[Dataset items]
------------------------------

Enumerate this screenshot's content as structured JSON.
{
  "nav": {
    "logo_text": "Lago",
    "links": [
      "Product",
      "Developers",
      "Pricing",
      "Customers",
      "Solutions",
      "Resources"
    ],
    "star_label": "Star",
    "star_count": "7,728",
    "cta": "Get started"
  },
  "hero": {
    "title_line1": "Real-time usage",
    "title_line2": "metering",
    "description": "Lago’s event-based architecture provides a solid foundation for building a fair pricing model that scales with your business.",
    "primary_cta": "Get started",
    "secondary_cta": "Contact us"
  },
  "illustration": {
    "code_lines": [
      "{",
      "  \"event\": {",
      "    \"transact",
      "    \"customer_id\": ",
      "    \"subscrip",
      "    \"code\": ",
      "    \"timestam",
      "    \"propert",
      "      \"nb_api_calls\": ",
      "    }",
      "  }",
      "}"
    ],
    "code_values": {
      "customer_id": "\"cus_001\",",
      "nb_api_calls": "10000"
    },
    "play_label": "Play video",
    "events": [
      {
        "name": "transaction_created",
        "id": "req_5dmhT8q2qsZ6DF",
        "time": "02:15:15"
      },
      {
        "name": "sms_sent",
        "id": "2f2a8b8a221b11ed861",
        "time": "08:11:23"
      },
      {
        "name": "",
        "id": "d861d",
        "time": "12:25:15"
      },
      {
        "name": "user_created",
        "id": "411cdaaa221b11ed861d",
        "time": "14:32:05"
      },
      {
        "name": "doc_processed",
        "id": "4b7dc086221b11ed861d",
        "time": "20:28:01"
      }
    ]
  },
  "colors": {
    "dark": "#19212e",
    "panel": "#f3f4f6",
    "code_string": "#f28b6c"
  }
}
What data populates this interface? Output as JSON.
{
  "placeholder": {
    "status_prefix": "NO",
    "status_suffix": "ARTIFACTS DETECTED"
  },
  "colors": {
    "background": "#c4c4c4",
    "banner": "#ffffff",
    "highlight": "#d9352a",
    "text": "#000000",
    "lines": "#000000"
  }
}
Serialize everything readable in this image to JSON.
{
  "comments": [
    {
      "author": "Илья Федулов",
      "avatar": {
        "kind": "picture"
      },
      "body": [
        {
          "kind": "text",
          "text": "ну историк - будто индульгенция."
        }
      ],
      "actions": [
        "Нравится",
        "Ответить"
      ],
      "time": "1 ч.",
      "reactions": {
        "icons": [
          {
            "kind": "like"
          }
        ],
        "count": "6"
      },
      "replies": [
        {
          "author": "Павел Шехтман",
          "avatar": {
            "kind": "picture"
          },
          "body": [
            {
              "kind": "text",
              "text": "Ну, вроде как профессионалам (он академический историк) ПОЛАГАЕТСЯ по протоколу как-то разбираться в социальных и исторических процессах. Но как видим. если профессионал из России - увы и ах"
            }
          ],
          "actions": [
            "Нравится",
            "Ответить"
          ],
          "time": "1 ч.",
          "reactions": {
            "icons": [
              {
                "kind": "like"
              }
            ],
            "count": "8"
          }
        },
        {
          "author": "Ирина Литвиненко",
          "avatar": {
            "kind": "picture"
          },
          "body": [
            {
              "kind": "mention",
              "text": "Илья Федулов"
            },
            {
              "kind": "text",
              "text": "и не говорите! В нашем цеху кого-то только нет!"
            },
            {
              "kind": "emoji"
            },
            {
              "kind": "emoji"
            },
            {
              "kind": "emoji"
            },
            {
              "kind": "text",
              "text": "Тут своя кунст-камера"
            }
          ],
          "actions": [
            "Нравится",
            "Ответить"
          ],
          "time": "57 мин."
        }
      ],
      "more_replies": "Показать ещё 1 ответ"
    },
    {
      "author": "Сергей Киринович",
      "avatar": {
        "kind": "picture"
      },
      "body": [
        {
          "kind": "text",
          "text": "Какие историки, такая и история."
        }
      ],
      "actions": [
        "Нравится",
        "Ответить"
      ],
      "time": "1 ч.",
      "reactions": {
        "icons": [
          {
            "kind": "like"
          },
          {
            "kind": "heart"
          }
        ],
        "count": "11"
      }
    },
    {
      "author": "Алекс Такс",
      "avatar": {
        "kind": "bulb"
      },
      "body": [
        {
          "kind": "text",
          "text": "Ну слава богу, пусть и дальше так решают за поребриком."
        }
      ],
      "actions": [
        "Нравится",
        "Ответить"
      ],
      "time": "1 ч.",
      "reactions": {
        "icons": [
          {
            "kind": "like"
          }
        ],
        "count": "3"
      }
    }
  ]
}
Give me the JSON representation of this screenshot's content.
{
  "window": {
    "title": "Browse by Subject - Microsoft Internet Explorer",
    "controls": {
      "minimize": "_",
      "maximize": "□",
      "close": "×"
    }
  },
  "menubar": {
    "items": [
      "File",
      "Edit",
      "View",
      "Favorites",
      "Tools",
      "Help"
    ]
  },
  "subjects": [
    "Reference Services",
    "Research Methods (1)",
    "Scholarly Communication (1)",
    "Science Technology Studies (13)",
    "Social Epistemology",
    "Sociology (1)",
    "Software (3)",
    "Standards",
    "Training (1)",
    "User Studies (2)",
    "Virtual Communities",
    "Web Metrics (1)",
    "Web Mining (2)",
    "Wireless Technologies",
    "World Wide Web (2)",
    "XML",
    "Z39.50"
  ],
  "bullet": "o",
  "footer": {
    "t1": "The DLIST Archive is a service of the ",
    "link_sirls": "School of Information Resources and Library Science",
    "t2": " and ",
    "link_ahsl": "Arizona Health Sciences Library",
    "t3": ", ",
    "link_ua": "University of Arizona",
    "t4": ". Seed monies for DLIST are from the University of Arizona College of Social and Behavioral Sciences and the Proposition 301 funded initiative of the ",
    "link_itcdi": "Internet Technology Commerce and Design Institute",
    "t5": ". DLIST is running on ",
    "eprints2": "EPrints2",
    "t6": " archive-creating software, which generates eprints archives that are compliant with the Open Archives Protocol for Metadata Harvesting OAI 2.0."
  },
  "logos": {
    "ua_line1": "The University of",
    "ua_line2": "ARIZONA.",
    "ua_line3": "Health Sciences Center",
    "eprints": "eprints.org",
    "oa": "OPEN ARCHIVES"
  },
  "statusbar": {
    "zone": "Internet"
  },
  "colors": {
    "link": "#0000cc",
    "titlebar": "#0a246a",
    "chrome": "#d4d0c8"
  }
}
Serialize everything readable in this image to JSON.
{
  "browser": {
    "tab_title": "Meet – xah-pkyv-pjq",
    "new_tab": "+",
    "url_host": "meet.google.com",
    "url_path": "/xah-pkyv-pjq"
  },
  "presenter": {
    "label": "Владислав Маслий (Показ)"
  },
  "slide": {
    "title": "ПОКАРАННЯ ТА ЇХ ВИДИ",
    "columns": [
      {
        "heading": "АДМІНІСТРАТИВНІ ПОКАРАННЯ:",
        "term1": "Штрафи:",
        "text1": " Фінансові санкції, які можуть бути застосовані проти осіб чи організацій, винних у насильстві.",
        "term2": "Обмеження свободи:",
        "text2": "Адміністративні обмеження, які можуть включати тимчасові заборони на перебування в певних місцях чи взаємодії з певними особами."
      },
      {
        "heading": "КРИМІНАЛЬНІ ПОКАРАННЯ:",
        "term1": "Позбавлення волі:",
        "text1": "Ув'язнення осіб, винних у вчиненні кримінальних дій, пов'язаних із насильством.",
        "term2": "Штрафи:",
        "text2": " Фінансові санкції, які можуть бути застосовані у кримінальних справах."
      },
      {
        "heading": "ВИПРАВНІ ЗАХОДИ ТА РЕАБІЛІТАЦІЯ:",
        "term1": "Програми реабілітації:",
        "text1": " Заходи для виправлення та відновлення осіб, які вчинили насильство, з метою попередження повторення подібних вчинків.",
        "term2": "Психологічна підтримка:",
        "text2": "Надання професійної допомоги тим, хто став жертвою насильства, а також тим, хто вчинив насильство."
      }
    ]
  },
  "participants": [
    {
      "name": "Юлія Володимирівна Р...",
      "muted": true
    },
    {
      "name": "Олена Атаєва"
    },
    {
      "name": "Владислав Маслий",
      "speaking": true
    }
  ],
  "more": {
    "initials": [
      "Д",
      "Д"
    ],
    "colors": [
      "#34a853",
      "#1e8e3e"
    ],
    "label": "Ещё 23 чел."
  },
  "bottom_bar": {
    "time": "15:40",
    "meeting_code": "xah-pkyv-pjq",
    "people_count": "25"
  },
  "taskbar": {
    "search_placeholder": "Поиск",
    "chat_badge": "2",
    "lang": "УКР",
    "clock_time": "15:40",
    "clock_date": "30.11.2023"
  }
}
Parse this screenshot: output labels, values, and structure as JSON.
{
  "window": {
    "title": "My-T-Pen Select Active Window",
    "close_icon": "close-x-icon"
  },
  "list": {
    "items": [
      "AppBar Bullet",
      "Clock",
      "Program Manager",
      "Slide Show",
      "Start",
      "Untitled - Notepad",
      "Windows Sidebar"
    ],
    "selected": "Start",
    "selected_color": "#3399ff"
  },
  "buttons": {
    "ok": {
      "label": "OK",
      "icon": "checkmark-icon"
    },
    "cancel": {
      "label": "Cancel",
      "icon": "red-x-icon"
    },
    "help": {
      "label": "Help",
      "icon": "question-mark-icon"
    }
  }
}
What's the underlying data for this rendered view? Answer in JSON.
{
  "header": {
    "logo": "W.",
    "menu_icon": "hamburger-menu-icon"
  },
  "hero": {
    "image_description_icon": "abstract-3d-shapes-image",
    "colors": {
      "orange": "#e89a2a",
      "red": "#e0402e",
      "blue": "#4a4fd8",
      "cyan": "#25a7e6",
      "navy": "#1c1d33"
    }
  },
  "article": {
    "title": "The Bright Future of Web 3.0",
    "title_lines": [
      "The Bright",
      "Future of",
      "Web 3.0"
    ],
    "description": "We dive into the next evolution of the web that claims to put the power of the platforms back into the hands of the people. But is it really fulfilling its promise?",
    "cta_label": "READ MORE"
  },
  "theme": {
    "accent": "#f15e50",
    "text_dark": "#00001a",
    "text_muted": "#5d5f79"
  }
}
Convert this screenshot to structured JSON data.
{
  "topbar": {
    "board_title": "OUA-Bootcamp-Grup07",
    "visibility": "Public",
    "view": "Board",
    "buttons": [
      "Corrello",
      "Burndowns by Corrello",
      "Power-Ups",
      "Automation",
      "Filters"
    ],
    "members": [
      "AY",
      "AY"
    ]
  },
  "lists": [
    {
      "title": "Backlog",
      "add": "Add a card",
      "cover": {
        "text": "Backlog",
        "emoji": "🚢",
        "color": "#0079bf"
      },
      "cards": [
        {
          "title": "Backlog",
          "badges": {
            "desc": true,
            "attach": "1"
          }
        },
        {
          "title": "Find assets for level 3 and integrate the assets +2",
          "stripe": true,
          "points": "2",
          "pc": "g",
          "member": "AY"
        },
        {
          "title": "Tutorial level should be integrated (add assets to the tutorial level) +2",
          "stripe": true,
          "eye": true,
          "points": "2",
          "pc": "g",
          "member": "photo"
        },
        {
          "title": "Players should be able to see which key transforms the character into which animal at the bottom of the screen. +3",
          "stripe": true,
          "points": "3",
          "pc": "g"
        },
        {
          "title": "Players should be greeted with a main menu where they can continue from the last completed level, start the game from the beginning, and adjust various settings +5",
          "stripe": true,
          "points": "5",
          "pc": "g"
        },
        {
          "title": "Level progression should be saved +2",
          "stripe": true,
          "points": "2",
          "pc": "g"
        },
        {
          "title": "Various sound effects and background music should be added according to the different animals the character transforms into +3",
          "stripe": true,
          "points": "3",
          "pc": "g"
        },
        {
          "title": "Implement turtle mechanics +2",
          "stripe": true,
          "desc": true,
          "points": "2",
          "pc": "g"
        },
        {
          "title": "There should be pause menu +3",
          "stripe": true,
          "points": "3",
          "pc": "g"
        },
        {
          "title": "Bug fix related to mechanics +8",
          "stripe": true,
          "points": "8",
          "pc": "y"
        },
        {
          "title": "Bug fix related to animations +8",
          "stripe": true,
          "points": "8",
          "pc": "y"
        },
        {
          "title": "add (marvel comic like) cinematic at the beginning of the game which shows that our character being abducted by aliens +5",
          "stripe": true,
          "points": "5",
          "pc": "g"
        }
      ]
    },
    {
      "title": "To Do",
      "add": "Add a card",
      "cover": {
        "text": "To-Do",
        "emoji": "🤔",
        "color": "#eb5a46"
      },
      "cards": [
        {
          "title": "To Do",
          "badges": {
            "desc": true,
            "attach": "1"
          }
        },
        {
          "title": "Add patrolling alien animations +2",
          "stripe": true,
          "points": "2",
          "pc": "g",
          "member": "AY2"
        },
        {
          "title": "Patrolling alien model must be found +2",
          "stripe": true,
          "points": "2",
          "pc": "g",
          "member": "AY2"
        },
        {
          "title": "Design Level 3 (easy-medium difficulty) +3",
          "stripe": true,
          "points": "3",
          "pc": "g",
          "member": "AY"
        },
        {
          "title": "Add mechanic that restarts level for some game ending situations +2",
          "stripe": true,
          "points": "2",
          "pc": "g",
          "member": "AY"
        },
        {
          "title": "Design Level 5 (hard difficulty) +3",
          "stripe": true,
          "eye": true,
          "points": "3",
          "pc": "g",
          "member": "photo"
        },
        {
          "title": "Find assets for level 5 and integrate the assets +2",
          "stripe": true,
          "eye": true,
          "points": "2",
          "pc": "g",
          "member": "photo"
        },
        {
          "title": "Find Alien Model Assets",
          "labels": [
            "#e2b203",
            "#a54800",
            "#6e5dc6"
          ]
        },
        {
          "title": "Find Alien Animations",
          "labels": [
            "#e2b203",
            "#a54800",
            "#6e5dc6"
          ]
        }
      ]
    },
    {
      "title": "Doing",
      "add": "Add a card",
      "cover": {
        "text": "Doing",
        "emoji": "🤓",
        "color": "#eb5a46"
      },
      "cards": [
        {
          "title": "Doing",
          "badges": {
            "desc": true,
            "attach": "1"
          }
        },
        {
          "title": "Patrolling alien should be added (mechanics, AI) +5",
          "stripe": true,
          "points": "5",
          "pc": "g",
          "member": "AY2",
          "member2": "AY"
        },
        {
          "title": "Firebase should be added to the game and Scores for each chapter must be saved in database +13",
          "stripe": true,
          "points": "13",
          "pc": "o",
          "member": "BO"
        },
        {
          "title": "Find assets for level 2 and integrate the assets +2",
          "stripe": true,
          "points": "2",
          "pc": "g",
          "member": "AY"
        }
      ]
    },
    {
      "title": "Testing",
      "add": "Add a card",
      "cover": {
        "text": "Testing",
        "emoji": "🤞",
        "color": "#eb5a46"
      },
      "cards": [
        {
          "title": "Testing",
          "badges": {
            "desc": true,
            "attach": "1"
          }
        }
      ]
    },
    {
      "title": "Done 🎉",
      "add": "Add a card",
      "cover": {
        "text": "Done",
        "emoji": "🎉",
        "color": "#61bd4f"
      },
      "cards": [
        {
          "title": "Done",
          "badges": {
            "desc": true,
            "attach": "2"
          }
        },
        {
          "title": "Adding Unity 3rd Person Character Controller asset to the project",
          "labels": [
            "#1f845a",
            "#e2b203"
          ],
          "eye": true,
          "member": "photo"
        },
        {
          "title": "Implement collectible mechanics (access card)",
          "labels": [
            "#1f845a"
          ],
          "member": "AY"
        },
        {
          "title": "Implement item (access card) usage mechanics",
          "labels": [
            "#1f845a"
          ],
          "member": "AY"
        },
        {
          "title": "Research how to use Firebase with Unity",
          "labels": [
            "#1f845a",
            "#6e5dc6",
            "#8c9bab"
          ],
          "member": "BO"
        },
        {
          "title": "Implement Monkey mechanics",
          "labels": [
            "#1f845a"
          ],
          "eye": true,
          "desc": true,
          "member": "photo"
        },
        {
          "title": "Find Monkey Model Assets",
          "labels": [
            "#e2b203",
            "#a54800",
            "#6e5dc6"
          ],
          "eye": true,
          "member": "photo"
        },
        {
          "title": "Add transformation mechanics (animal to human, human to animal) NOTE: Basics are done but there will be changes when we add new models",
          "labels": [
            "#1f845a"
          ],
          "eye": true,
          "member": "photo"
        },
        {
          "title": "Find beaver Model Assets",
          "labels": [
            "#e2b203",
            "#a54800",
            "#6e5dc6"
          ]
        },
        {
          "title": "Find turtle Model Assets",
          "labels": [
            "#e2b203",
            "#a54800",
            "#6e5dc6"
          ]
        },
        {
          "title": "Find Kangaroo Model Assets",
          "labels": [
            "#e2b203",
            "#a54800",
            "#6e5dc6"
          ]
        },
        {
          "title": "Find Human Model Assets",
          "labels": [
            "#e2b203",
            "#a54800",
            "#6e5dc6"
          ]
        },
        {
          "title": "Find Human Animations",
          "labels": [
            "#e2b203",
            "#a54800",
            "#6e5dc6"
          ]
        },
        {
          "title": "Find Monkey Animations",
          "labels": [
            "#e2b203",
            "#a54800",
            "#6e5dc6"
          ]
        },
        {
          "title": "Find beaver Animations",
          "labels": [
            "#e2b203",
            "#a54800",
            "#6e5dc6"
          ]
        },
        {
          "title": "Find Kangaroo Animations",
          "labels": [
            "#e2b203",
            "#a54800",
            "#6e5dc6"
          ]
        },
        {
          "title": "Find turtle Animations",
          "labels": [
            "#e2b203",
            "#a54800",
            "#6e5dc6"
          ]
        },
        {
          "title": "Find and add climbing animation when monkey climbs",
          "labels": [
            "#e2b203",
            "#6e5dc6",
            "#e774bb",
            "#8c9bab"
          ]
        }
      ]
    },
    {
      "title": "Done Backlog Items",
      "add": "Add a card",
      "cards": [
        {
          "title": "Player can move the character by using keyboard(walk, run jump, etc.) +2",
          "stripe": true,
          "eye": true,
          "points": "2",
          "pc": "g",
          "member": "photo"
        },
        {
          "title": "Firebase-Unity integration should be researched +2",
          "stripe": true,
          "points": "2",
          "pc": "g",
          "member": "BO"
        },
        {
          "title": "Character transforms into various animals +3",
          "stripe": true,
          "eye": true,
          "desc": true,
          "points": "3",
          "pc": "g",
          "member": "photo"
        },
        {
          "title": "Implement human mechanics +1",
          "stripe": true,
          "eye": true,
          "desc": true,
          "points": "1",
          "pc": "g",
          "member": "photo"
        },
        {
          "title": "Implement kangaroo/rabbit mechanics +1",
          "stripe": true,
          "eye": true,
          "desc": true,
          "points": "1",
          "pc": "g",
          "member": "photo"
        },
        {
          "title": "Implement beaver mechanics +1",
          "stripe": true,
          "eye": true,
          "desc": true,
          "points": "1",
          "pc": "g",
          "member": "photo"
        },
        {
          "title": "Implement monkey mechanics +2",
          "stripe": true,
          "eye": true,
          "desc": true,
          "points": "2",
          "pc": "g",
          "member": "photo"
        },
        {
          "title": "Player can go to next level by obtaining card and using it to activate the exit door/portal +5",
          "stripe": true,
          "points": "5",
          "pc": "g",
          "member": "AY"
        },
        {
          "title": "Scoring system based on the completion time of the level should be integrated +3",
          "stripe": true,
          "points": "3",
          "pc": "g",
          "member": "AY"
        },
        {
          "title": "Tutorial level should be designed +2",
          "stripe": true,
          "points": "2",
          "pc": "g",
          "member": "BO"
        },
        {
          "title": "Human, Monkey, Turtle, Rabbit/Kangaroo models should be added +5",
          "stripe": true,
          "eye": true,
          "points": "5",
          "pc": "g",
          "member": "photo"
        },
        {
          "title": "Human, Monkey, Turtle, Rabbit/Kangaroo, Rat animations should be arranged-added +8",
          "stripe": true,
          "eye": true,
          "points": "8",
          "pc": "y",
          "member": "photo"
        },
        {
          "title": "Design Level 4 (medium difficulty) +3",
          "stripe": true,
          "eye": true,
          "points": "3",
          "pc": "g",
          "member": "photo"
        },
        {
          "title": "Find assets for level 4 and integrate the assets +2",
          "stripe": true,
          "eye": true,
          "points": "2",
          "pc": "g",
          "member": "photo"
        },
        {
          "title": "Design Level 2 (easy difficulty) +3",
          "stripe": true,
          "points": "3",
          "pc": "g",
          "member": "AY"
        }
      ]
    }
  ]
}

------------------------------

Your objective:
Find all lines where the word "must" appears. Copy them.

Exercise answer:
          "title": "Patrolling alien model must be found +2",
          "title": "Firebase should be added to the game and Scores for each chapter must be saved in database +13",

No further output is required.